◆ **Goal**:
Show each line from the listing that includes the word "Крым".

◆ **Exercise data**:
===============
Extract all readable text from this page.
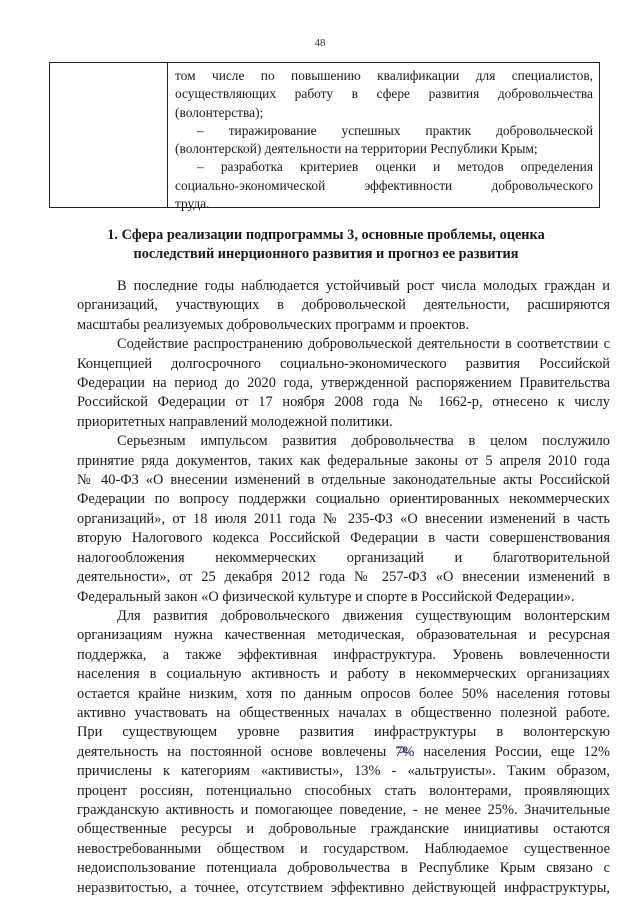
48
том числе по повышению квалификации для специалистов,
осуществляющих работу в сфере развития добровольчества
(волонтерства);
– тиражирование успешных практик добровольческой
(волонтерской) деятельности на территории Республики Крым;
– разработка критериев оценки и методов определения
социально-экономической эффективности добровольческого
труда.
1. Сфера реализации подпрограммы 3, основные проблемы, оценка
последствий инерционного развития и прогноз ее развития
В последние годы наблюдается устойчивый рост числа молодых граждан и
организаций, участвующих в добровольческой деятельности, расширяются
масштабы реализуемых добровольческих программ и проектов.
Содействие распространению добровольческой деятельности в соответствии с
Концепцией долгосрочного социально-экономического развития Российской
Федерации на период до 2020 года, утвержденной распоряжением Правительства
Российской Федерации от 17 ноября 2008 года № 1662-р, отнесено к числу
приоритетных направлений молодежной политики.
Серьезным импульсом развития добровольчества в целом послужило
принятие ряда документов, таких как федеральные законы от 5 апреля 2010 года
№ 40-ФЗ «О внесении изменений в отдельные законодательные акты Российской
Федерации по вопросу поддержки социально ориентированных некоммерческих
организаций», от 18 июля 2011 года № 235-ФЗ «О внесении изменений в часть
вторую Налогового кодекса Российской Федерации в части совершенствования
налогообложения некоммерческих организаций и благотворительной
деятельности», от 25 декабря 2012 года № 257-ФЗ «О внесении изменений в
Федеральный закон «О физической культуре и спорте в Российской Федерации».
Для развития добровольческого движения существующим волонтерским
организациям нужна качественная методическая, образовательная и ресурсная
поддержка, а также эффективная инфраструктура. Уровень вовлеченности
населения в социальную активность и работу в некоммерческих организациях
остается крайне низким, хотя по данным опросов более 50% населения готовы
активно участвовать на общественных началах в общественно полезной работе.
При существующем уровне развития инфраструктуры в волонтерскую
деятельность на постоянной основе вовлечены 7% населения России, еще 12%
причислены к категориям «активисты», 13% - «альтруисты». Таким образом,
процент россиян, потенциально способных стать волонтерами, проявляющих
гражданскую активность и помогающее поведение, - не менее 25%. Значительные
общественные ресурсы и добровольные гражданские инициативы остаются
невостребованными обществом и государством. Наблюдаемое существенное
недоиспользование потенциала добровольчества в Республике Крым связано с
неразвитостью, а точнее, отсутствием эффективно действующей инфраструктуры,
===============
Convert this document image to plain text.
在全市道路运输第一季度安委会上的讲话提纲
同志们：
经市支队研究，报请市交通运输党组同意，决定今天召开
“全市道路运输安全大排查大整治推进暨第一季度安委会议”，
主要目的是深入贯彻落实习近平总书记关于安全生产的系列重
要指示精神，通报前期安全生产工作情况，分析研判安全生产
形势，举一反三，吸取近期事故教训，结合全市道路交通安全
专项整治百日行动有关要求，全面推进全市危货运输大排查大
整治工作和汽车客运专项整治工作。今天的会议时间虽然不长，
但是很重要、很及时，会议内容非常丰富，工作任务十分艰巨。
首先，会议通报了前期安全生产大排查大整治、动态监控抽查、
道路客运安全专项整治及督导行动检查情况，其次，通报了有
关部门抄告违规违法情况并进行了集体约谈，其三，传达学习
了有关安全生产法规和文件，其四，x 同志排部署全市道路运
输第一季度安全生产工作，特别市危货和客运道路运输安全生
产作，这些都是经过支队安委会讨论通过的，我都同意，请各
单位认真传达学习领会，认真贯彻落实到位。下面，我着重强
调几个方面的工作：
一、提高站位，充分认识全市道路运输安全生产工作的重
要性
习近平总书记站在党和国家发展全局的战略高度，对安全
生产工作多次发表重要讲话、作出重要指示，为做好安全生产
===============
◆ **Exercise output**:
(волонтерской) деятельности на территории Республики Крым;
недоиспользование потенциала добровольчества в Республике Крым связано с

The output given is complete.